What is asked
Pictures in the records should not be copied, but every other part must be repeated exactly.

Saved data entries
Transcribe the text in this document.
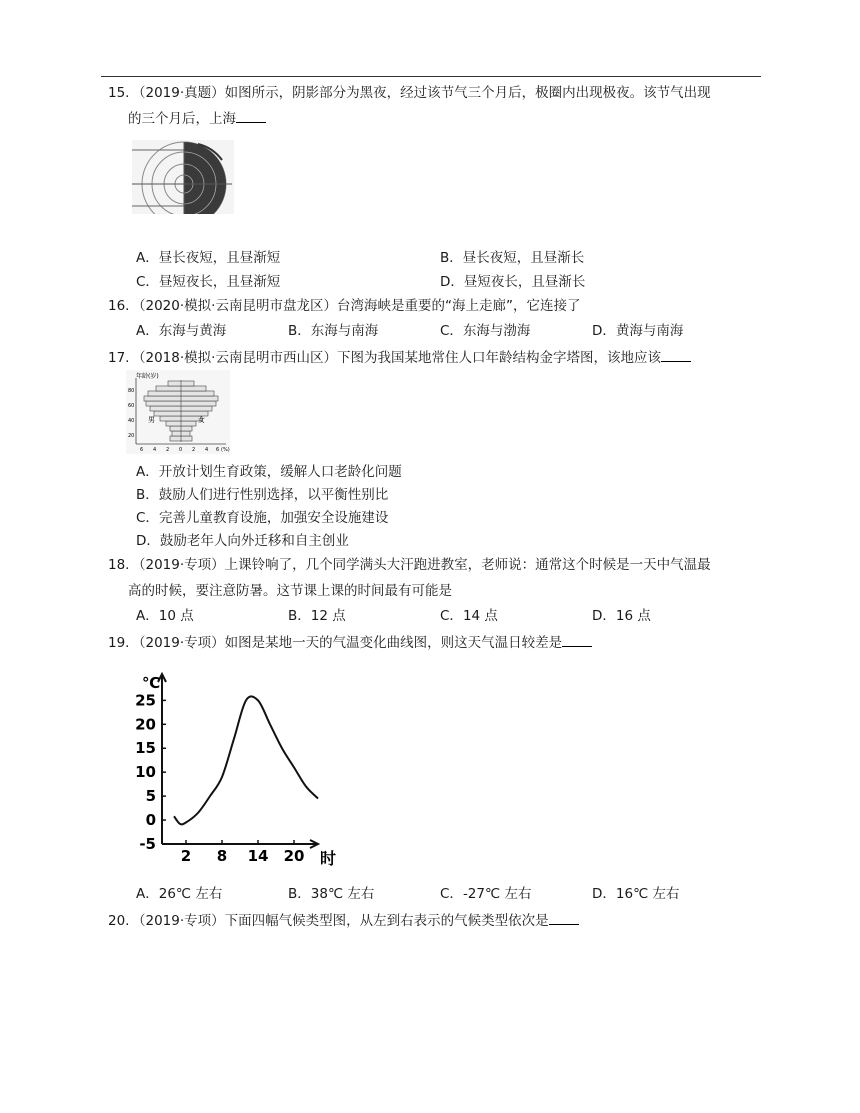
15. （2019·真题）如图所示，阴影部分为黑夜，经过该节气三个月后，极圈内出现极夜。该节气出现
的三个月后，上海
A．昼长夜短，且昼渐短	B．昼长夜短，且昼渐长
C．昼短夜长，且昼渐短	D．昼短夜长，且昼渐长
16. （2020·模拟·云南昆明市盘龙区）台湾海峡是重要的“海上走廊”，它连接了
A．东海与黄海	B．东海与南海	C．东海与渤海	D．黄海与南海
17. （2018·模拟·云南昆明市西山区）下图为我国某地常住人口年龄结构金字塔图，该地应该
年龄(岁)
80
60
40
20
男	女
6 4 2 0 2 4 6 (%)
A．开放计划生育政策，缓解人口老龄化问题
B．鼓励人们进行性别选择，以平衡性别比
C．完善儿童教育设施，加强安全设施建设
D．鼓励老年人向外迁移和自主创业
18. （2019·专项）上课铃响了，几个同学满头大汗跑进教室，老师说：通常这个时候是一天中气温最
高的时候，要注意防暑。这节课上课的时间最有可能是
A．10 点	B．12 点	C．14 点	D．16 点
19. （2019·专项）如图是某地一天的气温变化曲线图，则这天气温日较差是
25
20
15
10
5
0
-5
2 8 14 20
℃
时
A．26℃ 左右	B．38℃ 左右	C．-27℃ 左右	D．16℃ 左右
20. （2019·专项）下面四幅气候类型图，从左到右表示的气候类型依次是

Result of this exercise
Transcribe the text in this document.
15. （2019·真题）如图所示，阴影部分为黑夜，经过该节气三个月后，极圈内出现极夜。该节气出现
的三个月后，上海
A．昼长夜短，且昼渐短	B．昼长夜短，且昼渐长
C．昼短夜长，且昼渐短	D．昼短夜长，且昼渐长
16. （2020·模拟·云南昆明市盘龙区）台湾海峡是重要的“海上走廊”，它连接了
A．东海与黄海	B．东海与南海	C．东海与渤海	D．黄海与南海
17. （2018·模拟·云南昆明市西山区）下图为我国某地常住人口年龄结构金字塔图，该地应该
年龄(岁)
80
60
40
20
男	女
6 4 2 0 2 4 6 (%)
A．开放计划生育政策，缓解人口老龄化问题
B．鼓励人们进行性别选择，以平衡性别比
C．完善儿童教育设施，加强安全设施建设
D．鼓励老年人向外迁移和自主创业
18. （2019·专项）上课铃响了，几个同学满头大汗跑进教室，老师说：通常这个时候是一天中气温最
高的时候，要注意防暑。这节课上课的时间最有可能是
A．10 点	B．12 点	C．14 点	D．16 点
19. （2019·专项）如图是某地一天的气温变化曲线图，则这天气温日较差是
25
20
15
10
5
0
-5
2 8 14 20
℃
时
A．26℃ 左右	B．38℃ 左右	C．-27℃ 左右	D．16℃ 左右
20. （2019·专项）下面四幅气候类型图，从左到右表示的气候类型依次是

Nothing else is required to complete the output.